=== Exercise instructions ===
Show each line of the rows below that contains the word "valve", copied in full.

[Records from a dataset]
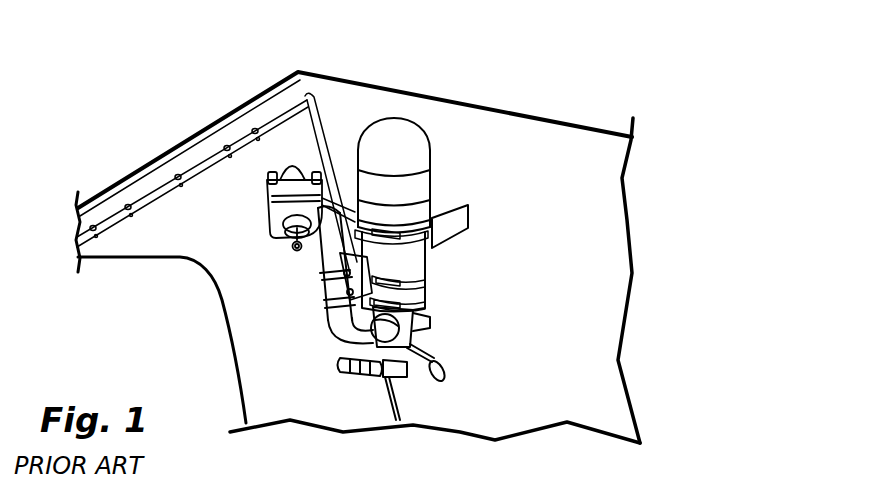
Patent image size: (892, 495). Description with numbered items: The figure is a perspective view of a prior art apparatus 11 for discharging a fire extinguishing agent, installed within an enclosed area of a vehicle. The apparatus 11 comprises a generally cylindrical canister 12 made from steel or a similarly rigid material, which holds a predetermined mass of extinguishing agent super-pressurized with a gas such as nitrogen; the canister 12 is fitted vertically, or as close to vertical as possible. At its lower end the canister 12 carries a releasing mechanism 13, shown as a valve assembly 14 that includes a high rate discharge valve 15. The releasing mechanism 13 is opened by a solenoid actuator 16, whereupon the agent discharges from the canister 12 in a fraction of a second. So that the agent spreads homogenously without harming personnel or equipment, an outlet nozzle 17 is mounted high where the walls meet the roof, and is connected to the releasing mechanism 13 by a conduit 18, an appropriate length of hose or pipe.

The apparatus 11 is at (490, 146).
The canister 12 is at (404, 133).
The releasing mechanism 13 is at (433, 346).
The valve assembly 14 is at (403, 384).
The high rate discharge valve 15 is at (360, 352).
The solenoid actuator 16 is at (378, 383).
The outlet nozzle 17 is at (292, 250).
The conduit 18 is at (317, 257).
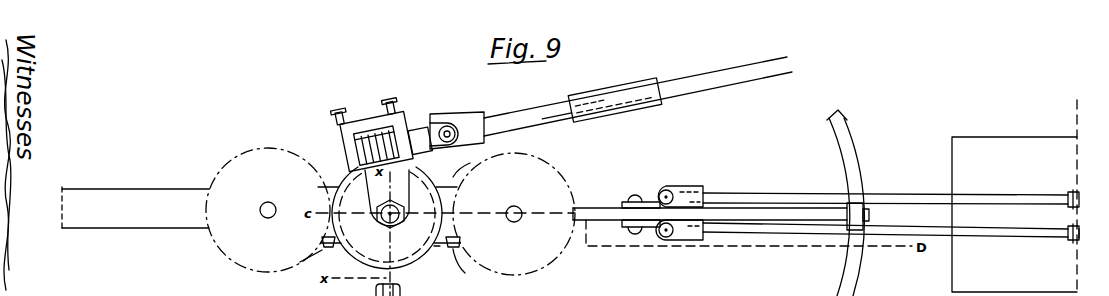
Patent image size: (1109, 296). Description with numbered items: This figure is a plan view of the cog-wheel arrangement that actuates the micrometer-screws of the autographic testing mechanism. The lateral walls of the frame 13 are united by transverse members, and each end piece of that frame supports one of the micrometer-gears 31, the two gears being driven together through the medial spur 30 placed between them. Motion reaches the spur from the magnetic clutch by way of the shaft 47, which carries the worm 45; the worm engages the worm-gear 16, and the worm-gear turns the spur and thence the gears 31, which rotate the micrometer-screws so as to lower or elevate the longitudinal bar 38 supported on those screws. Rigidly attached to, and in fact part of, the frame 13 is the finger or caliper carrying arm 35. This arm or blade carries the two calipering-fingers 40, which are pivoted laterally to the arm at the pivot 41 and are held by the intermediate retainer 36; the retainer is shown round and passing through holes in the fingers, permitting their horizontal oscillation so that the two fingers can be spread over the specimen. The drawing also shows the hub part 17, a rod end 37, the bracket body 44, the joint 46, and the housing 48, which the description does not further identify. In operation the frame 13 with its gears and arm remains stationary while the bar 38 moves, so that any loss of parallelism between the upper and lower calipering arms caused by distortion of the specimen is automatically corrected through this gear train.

The frame 13 is at (392, 219).
The worm-gear 16 is at (350, 249).
The hub nut 17 is at (405, 210).
The medial spur 30 is at (435, 254).
The micrometer-gears 31 is at (390, 211).
The caliper carrying arm 35 is at (607, 218).
The intermediate retainer 36 is at (862, 258).
The rod end 37 is at (1080, 233).
The longitudinal bar 38 is at (153, 217).
The calipering-fingers 40 is at (766, 194).
The pivot 41 is at (668, 192).
The bracket body 44 is at (342, 134).
The worm 45 is at (357, 147).
The universal joint 46 is at (445, 117).
The shaft 47 is at (733, 79).
The housing 48 is at (1014, 196).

=== Answer for the task ===
Patent image size: (892, 495). Description with numbered items: The figure is a perspective view of a prior art apparatus 11 for discharging a fire extinguishing agent, installed within an enclosed area of a vehicle. The apparatus 11 comprises a generally cylindrical canister 12 made from steel or a similarly rigid material, which holds a predetermined mass of extinguishing agent super-pressurized with a gas such as nitrogen; the canister 12 is fitted vertically, or as close to vertical as possible. At its lower end the canister 12 carries a releasing mechanism 13, shown as a valve assembly 14 that includes a high rate discharge valve 15. The releasing mechanism 13 is opened by a solenoid actuator 16, whereupon the agent discharges from the canister 12 in a fraction of a second. So that the agent spreads homogenously without harming personnel or equipment, an outlet nozzle 17 is mounted high where the walls meet the roof, and is connected to the releasing mechanism 13 by a conduit 18, an appropriate length of hose or pipe.
The valve assembly 14 is at (403, 384).
The high rate discharge valve 15 is at (360, 352).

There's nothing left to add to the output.